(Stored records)
------------------------
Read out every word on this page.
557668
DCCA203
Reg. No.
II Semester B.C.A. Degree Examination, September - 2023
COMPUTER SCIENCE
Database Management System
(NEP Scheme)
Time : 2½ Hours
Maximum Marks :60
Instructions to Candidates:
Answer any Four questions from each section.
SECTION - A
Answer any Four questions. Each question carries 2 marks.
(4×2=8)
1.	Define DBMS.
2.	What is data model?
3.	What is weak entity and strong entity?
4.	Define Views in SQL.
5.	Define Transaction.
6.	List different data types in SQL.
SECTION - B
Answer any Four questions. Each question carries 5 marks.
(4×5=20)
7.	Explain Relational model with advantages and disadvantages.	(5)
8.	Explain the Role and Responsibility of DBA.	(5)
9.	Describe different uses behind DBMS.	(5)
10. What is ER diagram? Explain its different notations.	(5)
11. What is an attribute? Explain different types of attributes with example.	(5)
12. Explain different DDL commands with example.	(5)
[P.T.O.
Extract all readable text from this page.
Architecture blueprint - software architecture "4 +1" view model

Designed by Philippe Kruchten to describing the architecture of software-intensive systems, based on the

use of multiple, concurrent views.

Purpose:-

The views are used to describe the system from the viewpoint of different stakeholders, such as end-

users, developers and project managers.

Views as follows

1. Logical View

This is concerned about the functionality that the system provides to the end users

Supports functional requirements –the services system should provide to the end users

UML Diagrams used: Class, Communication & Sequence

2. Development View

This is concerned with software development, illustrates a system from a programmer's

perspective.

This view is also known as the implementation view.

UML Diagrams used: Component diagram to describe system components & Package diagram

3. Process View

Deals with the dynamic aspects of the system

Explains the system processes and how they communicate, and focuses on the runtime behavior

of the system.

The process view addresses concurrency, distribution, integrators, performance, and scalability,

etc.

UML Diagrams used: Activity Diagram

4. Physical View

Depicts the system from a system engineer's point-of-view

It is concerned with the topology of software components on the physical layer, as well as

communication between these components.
------------------------
- WHAT YOU NEED TO DO -
Write out every record verbatim.

- TASK OUTPUT -
Read out every word on this page.
557668
DCCA203
Reg. No.
II Semester B.C.A. Degree Examination, September - 2023
COMPUTER SCIENCE
Database Management System
(NEP Scheme)
Time : 2½ Hours
Maximum Marks :60
Instructions to Candidates:
Answer any Four questions from each section.
SECTION - A
Answer any Four questions. Each question carries 2 marks.
(4×2=8)
1.	Define DBMS.
2.	What is data model?
3.	What is weak entity and strong entity?
4.	Define Views in SQL.
5.	Define Transaction.
6.	List different data types in SQL.
SECTION - B
Answer any Four questions. Each question carries 5 marks.
(4×5=20)
7.	Explain Relational model with advantages and disadvantages.	(5)
8.	Explain the Role and Responsibility of DBA.	(5)
9.	Describe different uses behind DBMS.	(5)
10. What is ER diagram? Explain its different notations.	(5)
11. What is an attribute? Explain different types of attributes with example.	(5)
12. Explain different DDL commands with example.	(5)
[P.T.O.
Extract all readable text from this page.
Architecture blueprint - software architecture "4 +1" view model

Designed by Philippe Kruchten to describing the architecture of software-intensive systems, based on the

use of multiple, concurrent views.

Purpose:-

The views are used to describe the system from the viewpoint of different stakeholders, such as end-

users, developers and project managers.

Views as follows

1. Logical View

This is concerned about the functionality that the system provides to the end users

Supports functional requirements –the services system should provide to the end users

UML Diagrams used: Class, Communication & Sequence

2. Development View

This is concerned with software development, illustrates a system from a programmer's

perspective.

This view is also known as the implementation view.

UML Diagrams used: Component diagram to describe system components & Package diagram

3. Process View

Deals with the dynamic aspects of the system

Explains the system processes and how they communicate, and focuses on the runtime behavior

of the system.

The process view addresses concurrency, distribution, integrators, performance, and scalability,

etc.

UML Diagrams used: Activity Diagram

4. Physical View

Depicts the system from a system engineer's point-of-view

It is concerned with the topology of software components on the physical layer, as well as

communication between these components.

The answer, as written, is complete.